(Collected data)
____
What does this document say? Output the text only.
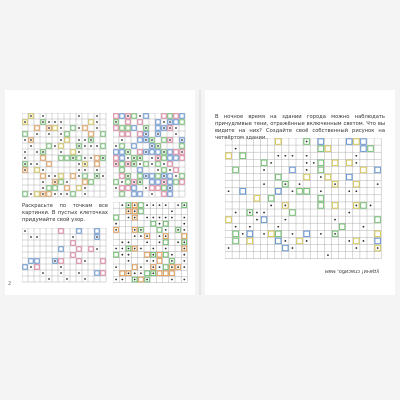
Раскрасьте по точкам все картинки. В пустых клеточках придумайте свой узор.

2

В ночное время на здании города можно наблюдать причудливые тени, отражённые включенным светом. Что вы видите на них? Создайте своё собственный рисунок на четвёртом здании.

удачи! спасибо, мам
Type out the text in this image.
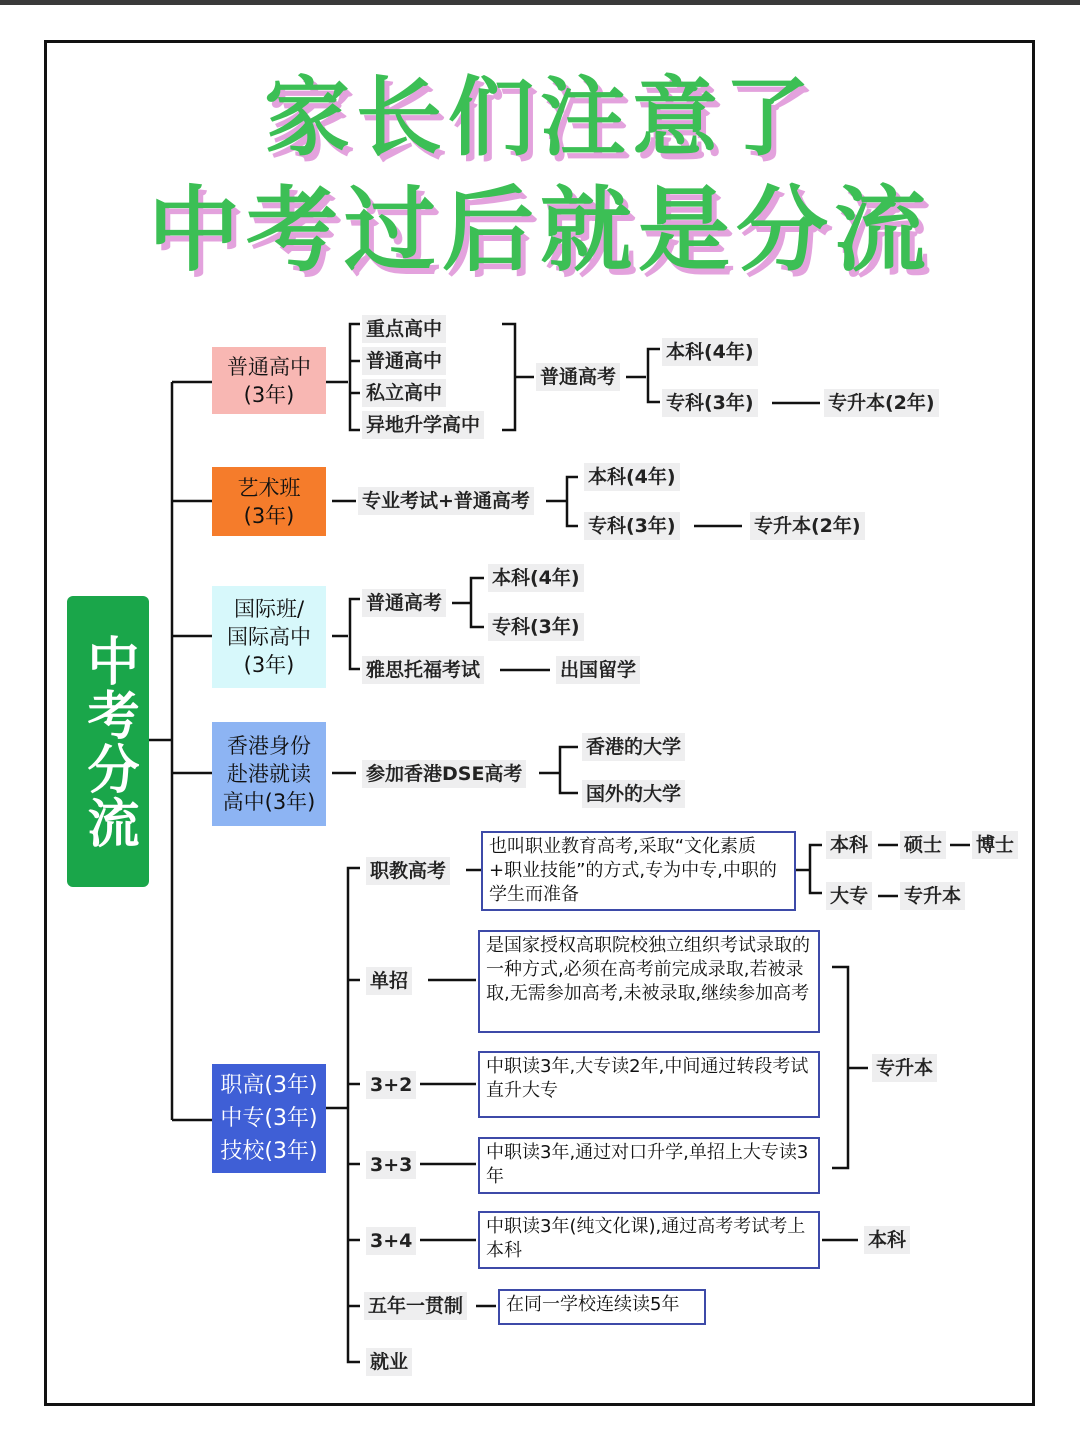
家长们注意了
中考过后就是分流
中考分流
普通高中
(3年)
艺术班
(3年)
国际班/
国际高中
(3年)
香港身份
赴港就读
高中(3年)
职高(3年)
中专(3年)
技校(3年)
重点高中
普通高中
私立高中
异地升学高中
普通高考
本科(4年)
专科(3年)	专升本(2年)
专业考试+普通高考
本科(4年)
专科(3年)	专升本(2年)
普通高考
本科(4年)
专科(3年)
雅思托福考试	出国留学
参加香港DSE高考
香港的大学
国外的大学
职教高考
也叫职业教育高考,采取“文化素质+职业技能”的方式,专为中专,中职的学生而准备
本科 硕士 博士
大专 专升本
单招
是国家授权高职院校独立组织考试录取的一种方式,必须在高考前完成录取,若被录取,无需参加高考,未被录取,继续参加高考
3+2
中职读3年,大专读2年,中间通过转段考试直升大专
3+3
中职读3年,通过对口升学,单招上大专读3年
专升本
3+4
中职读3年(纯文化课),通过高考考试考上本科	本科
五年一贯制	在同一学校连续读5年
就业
____
* **Directive**
Repeat verbatim the range of lines that opens at the line containing "Type out the text in this image." and closes at the last line of the entries, excluding all pictures.

* **Solved exercise**
Type out the text in this image.
家长们注意了
中考过后就是分流
中考分流
普通高中
(3年)
艺术班
(3年)
国际班/
国际高中
(3年)
香港身份
赴港就读
高中(3年)
职高(3年)
中专(3年)
技校(3年)
重点高中
普通高中
私立高中
异地升学高中
普通高考
本科(4年)
专科(3年)	专升本(2年)
专业考试+普通高考
本科(4年)
专科(3年)	专升本(2年)
普通高考
本科(4年)
专科(3年)
雅思托福考试	出国留学
参加香港DSE高考
香港的大学
国外的大学
职教高考
也叫职业教育高考,采取“文化素质+职业技能”的方式,专为中专,中职的学生而准备
本科 硕士 博士
大专 专升本
单招
是国家授权高职院校独立组织考试录取的一种方式,必须在高考前完成录取,若被录取,无需参加高考,未被录取,继续参加高考
3+2
中职读3年,大专读2年,中间通过转段考试直升大专
3+3
中职读3年,通过对口升学,单招上大专读3年
专升本
3+4
中职读3年(纯文化课),通过高考考试考上本科	本科
五年一贯制	在同一学校连续读5年
就业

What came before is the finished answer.